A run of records
※

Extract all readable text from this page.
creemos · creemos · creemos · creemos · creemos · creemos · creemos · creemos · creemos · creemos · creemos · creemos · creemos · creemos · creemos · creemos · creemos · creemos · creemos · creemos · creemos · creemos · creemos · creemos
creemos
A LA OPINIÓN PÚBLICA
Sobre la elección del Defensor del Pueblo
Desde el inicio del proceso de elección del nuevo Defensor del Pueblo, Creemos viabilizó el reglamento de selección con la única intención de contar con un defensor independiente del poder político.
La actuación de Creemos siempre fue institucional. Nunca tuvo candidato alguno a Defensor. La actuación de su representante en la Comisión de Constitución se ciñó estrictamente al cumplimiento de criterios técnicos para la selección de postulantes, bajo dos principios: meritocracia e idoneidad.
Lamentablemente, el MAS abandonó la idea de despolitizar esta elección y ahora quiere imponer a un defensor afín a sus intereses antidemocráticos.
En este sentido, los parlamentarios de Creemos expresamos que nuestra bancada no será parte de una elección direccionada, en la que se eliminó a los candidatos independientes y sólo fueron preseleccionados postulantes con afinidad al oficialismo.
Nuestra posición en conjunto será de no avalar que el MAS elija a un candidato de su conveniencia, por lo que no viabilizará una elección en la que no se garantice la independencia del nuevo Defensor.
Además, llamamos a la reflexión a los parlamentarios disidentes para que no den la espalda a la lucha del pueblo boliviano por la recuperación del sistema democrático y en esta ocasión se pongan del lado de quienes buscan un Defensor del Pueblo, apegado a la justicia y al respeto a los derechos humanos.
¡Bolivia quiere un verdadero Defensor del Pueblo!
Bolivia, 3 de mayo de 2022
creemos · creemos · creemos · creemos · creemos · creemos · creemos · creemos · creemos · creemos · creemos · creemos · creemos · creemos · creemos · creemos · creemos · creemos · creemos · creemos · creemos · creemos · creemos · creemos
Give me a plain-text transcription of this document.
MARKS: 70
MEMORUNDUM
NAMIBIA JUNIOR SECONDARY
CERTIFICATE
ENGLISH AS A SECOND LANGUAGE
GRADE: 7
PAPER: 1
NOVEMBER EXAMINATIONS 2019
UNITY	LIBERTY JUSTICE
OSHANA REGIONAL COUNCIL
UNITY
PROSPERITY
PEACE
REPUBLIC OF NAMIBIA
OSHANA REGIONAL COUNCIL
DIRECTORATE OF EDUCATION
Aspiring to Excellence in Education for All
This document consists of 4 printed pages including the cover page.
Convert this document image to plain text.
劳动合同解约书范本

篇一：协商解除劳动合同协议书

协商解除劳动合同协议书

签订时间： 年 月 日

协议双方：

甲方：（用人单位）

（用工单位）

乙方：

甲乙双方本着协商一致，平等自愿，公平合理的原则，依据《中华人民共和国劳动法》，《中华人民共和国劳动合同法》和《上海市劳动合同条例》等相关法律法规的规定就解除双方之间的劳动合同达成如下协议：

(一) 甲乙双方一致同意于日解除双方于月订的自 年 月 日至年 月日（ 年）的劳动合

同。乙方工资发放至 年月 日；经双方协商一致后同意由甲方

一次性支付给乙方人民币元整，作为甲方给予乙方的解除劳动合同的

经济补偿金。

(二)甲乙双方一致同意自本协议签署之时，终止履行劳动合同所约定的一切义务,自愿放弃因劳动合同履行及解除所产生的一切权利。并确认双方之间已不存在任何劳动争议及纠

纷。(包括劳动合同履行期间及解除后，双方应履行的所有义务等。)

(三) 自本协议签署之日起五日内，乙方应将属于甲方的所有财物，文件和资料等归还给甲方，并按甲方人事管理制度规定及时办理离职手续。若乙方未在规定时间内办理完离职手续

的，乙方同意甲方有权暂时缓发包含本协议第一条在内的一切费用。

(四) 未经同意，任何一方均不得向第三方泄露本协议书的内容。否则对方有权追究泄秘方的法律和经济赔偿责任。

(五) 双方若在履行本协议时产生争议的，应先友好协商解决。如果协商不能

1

※

* WORK REQUIRED *
Look through the material and copy each line that has "page".

* WORKED SOLUTION *
Extract all readable text from this page.
This document consists of 4 printed pages including the cover page.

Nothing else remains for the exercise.